Exercise details
Whatever runs from the line with "What's the underlying" to the end of the records below must be copied exactly, with nothing else included.

Exercise material
==================================================

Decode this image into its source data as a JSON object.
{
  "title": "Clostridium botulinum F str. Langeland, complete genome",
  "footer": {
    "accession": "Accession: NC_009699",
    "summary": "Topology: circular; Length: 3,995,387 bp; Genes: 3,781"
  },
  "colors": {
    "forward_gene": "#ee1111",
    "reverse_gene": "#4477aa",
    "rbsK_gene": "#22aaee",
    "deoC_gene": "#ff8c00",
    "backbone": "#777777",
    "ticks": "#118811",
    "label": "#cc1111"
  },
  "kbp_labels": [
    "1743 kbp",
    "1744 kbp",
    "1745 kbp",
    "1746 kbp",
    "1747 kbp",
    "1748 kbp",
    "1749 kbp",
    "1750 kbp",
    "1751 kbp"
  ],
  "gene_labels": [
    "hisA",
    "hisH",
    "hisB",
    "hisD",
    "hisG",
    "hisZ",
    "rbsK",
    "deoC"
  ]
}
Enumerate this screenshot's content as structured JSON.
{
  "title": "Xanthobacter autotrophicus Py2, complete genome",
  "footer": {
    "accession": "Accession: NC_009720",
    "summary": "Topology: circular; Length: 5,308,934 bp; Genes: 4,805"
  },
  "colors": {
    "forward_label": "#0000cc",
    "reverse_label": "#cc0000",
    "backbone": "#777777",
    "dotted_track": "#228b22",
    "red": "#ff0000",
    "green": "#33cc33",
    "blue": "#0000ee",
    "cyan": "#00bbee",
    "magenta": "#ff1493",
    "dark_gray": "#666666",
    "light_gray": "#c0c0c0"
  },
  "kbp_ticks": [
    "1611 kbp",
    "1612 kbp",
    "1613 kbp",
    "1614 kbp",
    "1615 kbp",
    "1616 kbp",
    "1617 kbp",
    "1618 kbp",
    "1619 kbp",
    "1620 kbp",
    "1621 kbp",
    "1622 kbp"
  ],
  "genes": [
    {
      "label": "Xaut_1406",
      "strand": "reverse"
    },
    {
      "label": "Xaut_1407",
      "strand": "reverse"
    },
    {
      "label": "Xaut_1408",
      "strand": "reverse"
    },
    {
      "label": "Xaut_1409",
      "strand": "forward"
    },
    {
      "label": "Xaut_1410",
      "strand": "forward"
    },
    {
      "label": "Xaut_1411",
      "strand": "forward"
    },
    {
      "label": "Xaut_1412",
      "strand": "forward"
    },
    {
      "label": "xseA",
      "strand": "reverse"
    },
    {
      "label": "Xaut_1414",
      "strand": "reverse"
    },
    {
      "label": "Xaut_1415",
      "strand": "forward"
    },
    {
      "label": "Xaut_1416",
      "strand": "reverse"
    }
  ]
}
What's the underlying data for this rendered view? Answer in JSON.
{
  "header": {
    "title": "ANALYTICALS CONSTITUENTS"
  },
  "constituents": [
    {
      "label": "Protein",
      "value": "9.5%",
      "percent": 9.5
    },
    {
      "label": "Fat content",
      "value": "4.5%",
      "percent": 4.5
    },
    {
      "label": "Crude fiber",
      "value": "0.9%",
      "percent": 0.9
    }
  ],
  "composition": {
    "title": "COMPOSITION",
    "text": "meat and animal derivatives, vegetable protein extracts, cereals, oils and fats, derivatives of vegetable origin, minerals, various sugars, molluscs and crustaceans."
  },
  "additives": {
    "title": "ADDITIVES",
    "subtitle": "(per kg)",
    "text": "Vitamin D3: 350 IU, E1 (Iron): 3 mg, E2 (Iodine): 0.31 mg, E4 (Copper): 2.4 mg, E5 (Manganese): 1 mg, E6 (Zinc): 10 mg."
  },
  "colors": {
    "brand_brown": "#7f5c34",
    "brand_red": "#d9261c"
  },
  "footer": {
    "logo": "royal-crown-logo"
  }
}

==================================================

The completed task
What's the underlying data for this rendered view? Answer in JSON.
{
  "header": {
    "title": "ANALYTICALS CONSTITUENTS"
  },
  "constituents": [
    {
      "label": "Protein",
      "value": "9.5%",
      "percent": 9.5
    },
    {
      "label": "Fat content",
      "value": "4.5%",
      "percent": 4.5
    },
    {
      "label": "Crude fiber",
      "value": "0.9%",
      "percent": 0.9
    }
  ],
  "composition": {
    "title": "COMPOSITION",
    "text": "meat and animal derivatives, vegetable protein extracts, cereals, oils and fats, derivatives of vegetable origin, minerals, various sugars, molluscs and crustaceans."
  },
  "additives": {
    "title": "ADDITIVES",
    "subtitle": "(per kg)",
    "text": "Vitamin D3: 350 IU, E1 (Iron): 3 mg, E2 (Iodine): 0.31 mg, E4 (Copper): 2.4 mg, E5 (Manganese): 1 mg, E6 (Zinc): 10 mg."
  },
  "colors": {
    "brand_brown": "#7f5c34",
    "brand_red": "#d9261c"
  },
  "footer": {
    "logo": "royal-crown-logo"
  }
}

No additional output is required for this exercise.